*EXERCISE MATERIALS*
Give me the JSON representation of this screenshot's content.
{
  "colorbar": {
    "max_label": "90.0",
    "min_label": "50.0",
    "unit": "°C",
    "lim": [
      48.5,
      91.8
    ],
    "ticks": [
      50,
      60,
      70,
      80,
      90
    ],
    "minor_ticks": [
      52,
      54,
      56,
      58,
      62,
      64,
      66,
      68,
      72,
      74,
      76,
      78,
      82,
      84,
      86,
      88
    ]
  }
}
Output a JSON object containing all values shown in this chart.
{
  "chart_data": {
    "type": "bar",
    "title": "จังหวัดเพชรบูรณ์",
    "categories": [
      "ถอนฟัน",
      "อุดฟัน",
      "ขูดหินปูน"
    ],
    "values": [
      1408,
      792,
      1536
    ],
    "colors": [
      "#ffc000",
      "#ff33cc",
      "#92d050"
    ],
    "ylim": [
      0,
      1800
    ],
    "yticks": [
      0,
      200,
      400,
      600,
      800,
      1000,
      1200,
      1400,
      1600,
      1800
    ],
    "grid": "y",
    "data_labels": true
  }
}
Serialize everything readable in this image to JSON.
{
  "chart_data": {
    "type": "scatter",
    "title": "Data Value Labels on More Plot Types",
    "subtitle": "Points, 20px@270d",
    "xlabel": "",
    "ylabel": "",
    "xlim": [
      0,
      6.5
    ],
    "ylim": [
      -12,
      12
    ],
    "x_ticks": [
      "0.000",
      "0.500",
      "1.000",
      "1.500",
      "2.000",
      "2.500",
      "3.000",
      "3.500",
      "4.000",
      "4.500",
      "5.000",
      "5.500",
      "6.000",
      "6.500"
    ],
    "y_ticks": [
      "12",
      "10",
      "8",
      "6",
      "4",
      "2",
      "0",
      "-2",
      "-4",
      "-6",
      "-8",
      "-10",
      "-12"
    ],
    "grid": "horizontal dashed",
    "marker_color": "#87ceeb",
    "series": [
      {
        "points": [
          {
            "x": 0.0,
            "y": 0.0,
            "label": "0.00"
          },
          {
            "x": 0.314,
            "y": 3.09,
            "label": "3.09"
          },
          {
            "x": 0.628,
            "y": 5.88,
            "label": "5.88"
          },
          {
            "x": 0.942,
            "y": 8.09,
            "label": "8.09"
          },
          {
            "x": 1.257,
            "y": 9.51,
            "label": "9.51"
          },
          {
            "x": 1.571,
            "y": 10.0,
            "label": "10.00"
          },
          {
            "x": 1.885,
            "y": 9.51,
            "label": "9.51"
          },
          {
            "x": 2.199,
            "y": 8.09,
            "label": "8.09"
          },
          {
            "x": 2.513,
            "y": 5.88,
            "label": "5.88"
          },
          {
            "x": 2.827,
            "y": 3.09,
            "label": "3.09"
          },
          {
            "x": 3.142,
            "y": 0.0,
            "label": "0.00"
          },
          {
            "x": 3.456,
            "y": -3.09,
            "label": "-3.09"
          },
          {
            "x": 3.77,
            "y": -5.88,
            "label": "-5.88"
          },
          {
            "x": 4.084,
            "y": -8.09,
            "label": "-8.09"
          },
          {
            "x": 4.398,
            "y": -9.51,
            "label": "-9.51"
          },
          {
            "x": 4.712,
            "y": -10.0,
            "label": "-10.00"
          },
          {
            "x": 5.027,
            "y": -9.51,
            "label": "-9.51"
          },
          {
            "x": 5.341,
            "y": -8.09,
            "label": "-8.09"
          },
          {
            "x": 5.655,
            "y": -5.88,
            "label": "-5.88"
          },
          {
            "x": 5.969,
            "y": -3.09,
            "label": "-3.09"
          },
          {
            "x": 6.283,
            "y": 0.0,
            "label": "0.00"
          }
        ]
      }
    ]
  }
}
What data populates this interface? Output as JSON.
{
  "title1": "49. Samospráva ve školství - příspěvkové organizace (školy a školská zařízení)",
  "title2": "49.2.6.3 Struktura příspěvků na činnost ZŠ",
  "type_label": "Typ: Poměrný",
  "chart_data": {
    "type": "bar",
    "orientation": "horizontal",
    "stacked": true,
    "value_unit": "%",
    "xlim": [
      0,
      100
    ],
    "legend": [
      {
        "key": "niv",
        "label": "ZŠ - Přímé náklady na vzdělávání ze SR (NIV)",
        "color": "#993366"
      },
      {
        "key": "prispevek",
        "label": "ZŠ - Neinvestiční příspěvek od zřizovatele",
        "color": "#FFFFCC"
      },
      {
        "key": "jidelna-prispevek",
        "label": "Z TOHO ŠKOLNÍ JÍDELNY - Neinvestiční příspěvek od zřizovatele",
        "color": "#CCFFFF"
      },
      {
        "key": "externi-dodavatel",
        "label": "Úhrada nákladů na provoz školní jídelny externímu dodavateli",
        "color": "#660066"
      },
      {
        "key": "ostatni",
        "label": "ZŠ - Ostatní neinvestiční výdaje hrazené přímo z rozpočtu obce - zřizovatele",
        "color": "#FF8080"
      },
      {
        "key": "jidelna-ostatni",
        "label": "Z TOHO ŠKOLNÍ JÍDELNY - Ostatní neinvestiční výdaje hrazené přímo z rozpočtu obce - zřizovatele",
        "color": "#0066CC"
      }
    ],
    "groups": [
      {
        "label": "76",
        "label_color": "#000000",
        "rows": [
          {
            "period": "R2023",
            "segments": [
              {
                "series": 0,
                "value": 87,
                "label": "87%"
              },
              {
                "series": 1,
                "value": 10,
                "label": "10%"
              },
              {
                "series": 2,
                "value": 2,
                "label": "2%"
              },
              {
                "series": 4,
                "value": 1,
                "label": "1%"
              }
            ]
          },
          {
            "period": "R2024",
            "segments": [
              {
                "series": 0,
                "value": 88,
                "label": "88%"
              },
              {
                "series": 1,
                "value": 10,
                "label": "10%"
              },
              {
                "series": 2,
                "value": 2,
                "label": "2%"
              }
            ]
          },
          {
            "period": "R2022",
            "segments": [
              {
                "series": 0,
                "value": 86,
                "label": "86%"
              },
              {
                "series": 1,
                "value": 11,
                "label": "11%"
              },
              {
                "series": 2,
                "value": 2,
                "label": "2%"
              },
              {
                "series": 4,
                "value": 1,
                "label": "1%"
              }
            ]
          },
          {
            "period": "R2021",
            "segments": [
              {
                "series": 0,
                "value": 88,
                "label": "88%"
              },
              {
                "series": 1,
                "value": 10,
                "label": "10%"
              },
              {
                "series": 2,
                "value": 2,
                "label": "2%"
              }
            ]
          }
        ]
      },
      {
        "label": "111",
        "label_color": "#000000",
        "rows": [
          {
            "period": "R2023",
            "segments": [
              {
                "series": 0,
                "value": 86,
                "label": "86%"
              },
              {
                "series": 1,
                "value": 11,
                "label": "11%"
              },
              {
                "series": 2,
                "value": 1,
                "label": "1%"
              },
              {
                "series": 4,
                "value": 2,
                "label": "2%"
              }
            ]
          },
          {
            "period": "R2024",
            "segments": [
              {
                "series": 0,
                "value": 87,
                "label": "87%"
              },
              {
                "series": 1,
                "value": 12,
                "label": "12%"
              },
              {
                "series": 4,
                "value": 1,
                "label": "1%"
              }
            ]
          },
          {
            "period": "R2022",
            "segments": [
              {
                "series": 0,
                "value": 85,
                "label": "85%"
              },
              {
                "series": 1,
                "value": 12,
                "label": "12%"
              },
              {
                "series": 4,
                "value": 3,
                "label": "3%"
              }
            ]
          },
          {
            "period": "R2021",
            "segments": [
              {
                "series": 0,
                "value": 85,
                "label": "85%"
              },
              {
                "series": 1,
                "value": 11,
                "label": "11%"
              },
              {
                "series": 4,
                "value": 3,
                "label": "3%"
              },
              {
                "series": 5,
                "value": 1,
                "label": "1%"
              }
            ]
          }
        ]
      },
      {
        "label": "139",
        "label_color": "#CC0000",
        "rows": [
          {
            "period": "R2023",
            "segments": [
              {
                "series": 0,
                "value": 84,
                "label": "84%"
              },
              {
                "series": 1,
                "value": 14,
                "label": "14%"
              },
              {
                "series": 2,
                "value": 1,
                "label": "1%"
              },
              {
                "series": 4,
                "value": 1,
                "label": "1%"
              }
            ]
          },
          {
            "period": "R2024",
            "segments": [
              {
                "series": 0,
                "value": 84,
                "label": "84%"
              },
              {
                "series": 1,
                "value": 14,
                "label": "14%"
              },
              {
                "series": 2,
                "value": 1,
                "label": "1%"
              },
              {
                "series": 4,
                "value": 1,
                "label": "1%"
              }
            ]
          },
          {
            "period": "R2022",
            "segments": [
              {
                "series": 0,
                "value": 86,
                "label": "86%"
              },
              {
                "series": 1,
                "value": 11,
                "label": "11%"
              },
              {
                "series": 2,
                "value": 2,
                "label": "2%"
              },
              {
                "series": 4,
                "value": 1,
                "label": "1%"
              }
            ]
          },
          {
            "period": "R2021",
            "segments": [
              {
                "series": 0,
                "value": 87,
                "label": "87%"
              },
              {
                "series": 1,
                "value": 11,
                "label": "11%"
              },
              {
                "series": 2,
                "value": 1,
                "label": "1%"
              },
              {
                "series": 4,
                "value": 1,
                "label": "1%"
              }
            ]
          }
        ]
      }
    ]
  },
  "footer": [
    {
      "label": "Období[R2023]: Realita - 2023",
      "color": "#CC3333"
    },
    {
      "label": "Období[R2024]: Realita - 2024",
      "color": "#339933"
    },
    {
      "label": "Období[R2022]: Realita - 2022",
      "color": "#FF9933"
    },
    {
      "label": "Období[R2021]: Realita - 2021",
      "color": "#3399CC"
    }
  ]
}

*THE TASK*
Only a number is expected here: the count of lines in the listing that hold the string "výdaje".

*RESPONSE*
2